- **TEXT SEGMENT**:
━━━━━━

CV Data Engineering Framework


License
Apache-2.0
Install
pip install gapcv==1.0rc13

Documentation

Gap CV

gap

Intro

Gap is a data engineering framework for machine learning. The GapCV is a component of Gap for computer vision (CV). The component manages data preparation of images, feeding and serving neural network models, and data management of persistent storage.

The module is written in a modern object oriented programming (OOP) abstraction with an imperative programming style that fits seamlessly into ML frameworks which are moving into imperative programming, such as Keras and PyTorch. The bottom layers of the module are written in a bare metal style for high performance.

Gap was inspired by a meeting of data scientists and machine learning enthusiasts in Portland, OR in May 2018. The first version of Gap was available during the summer and the local software community was engaged through meetups, chats, Kaggle groups, and a conference at the Oxford Suites. During the Fall, a decision was made to refactor Gap into an industrial grade application, spearheaded by Gap's lead, David Molina, and overseen and assisted by Andrew Ferlitsch, Google AI.

Why and Why Now

During the Spring of 2018, many of us had observed advancements in redesign of ML frameworks (such as Keras and PyTorch) to migrate into frameworks which would have broader adoption in the software engineering community. But, the focus was primarily on the model building and not on the data engineering. Across the Internet, between blogs, tutorials and online classes, the examples for data engineering was still a wild west. To us, we saw this as a gap, and hence the name Gap.

ML practitioners today recognize the substantial component that data engineering is within the machine learning ecosystem, and the need to modernize, streamline and standardize to meet the needs of the software development community at the same pace as framework advancements are being made on the modeling components.

━━━━━━

- **GIVEN DATA**:
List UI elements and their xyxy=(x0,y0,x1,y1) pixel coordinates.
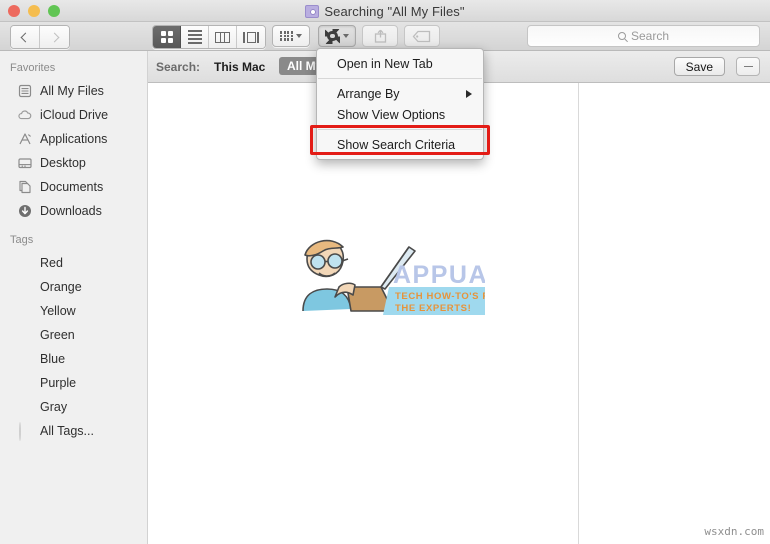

━━━━━━

- **PROBLEM DETAILS**: According to the GapCV page, what meeting inspired Gap, and where and when did it take place?

- **EXERCISE SOLUTION**: A meeting of data scientists and machine learning enthusiasts in Portland, OR, in May 2018.